## start Data shown

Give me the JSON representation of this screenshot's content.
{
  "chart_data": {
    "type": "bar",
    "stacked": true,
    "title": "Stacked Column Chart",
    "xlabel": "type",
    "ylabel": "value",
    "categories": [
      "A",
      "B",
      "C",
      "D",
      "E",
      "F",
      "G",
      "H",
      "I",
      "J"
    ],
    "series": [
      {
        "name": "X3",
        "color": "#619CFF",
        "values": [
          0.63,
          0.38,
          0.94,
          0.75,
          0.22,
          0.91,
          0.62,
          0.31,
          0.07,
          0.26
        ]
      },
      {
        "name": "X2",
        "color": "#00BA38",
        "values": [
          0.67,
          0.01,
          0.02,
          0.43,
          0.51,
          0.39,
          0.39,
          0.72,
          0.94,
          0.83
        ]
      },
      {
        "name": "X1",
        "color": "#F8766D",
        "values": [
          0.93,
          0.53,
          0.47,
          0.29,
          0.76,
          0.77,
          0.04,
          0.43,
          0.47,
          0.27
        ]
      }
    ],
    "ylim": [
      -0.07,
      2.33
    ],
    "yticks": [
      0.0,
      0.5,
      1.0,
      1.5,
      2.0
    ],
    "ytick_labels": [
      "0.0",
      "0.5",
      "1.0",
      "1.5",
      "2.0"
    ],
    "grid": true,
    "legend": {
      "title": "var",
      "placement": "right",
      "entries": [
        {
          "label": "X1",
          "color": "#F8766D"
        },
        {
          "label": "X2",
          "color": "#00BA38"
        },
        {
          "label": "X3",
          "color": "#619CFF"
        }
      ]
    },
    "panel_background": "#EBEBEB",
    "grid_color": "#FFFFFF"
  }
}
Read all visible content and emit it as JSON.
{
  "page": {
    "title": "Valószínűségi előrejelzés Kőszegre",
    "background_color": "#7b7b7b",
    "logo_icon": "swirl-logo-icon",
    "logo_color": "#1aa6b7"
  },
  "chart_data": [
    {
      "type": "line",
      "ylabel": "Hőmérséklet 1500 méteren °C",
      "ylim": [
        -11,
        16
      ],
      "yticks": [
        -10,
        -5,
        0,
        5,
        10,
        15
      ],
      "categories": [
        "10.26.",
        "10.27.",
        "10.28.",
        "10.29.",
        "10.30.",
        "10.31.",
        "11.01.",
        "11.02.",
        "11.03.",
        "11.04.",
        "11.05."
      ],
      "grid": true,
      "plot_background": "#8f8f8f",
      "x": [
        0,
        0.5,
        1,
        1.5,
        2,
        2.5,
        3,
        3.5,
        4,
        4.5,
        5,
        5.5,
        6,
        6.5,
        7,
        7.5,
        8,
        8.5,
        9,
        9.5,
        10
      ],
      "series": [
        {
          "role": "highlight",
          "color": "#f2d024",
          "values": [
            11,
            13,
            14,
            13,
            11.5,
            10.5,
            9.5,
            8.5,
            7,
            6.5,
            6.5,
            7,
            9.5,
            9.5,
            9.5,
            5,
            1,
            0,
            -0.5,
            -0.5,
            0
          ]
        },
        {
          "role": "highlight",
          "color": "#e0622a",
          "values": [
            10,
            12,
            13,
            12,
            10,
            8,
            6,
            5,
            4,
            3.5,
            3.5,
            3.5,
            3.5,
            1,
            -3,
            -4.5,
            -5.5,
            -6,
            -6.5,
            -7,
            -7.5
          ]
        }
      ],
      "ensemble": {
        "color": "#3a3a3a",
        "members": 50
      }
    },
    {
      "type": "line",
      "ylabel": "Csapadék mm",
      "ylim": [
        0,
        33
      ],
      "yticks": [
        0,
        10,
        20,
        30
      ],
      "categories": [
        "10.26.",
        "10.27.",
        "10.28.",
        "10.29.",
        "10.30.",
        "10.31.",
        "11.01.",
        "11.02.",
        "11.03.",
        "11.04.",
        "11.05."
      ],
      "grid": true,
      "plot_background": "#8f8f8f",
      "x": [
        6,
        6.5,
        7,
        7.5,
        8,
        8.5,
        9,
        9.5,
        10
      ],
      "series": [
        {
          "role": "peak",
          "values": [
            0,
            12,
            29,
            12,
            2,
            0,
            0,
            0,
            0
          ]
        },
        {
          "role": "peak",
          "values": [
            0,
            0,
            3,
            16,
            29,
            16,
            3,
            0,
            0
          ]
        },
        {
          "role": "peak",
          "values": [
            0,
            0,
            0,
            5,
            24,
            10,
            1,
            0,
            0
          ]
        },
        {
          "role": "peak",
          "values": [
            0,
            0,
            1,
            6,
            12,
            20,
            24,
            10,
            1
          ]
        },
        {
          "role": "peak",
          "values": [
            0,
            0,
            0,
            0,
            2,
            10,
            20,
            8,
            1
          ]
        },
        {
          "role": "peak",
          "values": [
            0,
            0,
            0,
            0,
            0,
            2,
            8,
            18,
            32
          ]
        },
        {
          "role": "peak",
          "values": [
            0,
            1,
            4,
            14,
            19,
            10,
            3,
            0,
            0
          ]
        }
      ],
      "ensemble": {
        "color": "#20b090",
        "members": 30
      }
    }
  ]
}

## end Data shown

Exercise:
Extract the full listing above without altering anything.

Output for this task:
Give me the JSON representation of this screenshot's content.
{
  "chart_data": {
    "type": "bar",
    "stacked": true,
    "title": "Stacked Column Chart",
    "xlabel": "type",
    "ylabel": "value",
    "categories": [
      "A",
      "B",
      "C",
      "D",
      "E",
      "F",
      "G",
      "H",
      "I",
      "J"
    ],
    "series": [
      {
        "name": "X3",
        "color": "#619CFF",
        "values": [
          0.63,
          0.38,
          0.94,
          0.75,
          0.22,
          0.91,
          0.62,
          0.31,
          0.07,
          0.26
        ]
      },
      {
        "name": "X2",
        "color": "#00BA38",
        "values": [
          0.67,
          0.01,
          0.02,
          0.43,
          0.51,
          0.39,
          0.39,
          0.72,
          0.94,
          0.83
        ]
      },
      {
        "name": "X1",
        "color": "#F8766D",
        "values": [
          0.93,
          0.53,
          0.47,
          0.29,
          0.76,
          0.77,
          0.04,
          0.43,
          0.47,
          0.27
        ]
      }
    ],
    "ylim": [
      -0.07,
      2.33
    ],
    "yticks": [
      0.0,
      0.5,
      1.0,
      1.5,
      2.0
    ],
    "ytick_labels": [
      "0.0",
      "0.5",
      "1.0",
      "1.5",
      "2.0"
    ],
    "grid": true,
    "legend": {
      "title": "var",
      "placement": "right",
      "entries": [
        {
          "label": "X1",
          "color": "#F8766D"
        },
        {
          "label": "X2",
          "color": "#00BA38"
        },
        {
          "label": "X3",
          "color": "#619CFF"
        }
      ]
    },
    "panel_background": "#EBEBEB",
    "grid_color": "#FFFFFF"
  }
}
Read all visible content and emit it as JSON.
{
  "page": {
    "title": "Valószínűségi előrejelzés Kőszegre",
    "background_color": "#7b7b7b",
    "logo_icon": "swirl-logo-icon",
    "logo_color": "#1aa6b7"
  },
  "chart_data": [
    {
      "type": "line",
      "ylabel": "Hőmérséklet 1500 méteren °C",
      "ylim": [
        -11,
        16
      ],
      "yticks": [
        -10,
        -5,
        0,
        5,
        10,
        15
      ],
      "categories": [
        "10.26.",
        "10.27.",
        "10.28.",
        "10.29.",
        "10.30.",
        "10.31.",
        "11.01.",
        "11.02.",
        "11.03.",
        "11.04.",
        "11.05."
      ],
      "grid": true,
      "plot_background": "#8f8f8f",
      "x": [
        0,
        0.5,
        1,
        1.5,
        2,
        2.5,
        3,
        3.5,
        4,
        4.5,
        5,
        5.5,
        6,
        6.5,
        7,
        7.5,
        8,
        8.5,
        9,
        9.5,
        10
      ],
      "series": [
        {
          "role": "highlight",
          "color": "#f2d024",
          "values": [
            11,
            13,
            14,
            13,
            11.5,
            10.5,
            9.5,
            8.5,
            7,
            6.5,
            6.5,
            7,
            9.5,
            9.5,
            9.5,
            5,
            1,
            0,
            -0.5,
            -0.5,
            0
          ]
        },
        {
          "role": "highlight",
          "color": "#e0622a",
          "values": [
            10,
            12,
            13,
            12,
            10,
            8,
            6,
            5,
            4,
            3.5,
            3.5,
            3.5,
            3.5,
            1,
            -3,
            -4.5,
            -5.5,
            -6,
            -6.5,
            -7,
            -7.5
          ]
        }
      ],
      "ensemble": {
        "color": "#3a3a3a",
        "members": 50
      }
    },
    {
      "type": "line",
      "ylabel": "Csapadék mm",
      "ylim": [
        0,
        33
      ],
      "yticks": [
        0,
        10,
        20,
        30
      ],
      "categories": [
        "10.26.",
        "10.27.",
        "10.28.",
        "10.29.",
        "10.30.",
        "10.31.",
        "11.01.",
        "11.02.",
        "11.03.",
        "11.04.",
        "11.05."
      ],
      "grid": true,
      "plot_background": "#8f8f8f",
      "x": [
        6,
        6.5,
        7,
        7.5,
        8,
        8.5,
        9,
        9.5,
        10
      ],
      "series": [
        {
          "role": "peak",
          "values": [
            0,
            12,
            29,
            12,
            2,
            0,
            0,
            0,
            0
          ]
        },
        {
          "role": "peak",
          "values": [
            0,
            0,
            3,
            16,
            29,
            16,
            3,
            0,
            0
          ]
        },
        {
          "role": "peak",
          "values": [
            0,
            0,
            0,
            5,
            24,
            10,
            1,
            0,
            0
          ]
        },
        {
          "role": "peak",
          "values": [
            0,
            0,
            1,
            6,
            12,
            20,
            24,
            10,
            1
          ]
        },
        {
          "role": "peak",
          "values": [
            0,
            0,
            0,
            0,
            2,
            10,
            20,
            8,
            1
          ]
        },
        {
          "role": "peak",
          "values": [
            0,
            0,
            0,
            0,
            0,
            2,
            8,
            18,
            32
          ]
        },
        {
          "role": "peak",
          "values": [
            0,
            1,
            4,
            14,
            19,
            10,
            3,
            0,
            0
          ]
        }
      ],
      "ensemble": {
        "color": "#20b090",
        "members": 30
      }
    }
  ]
}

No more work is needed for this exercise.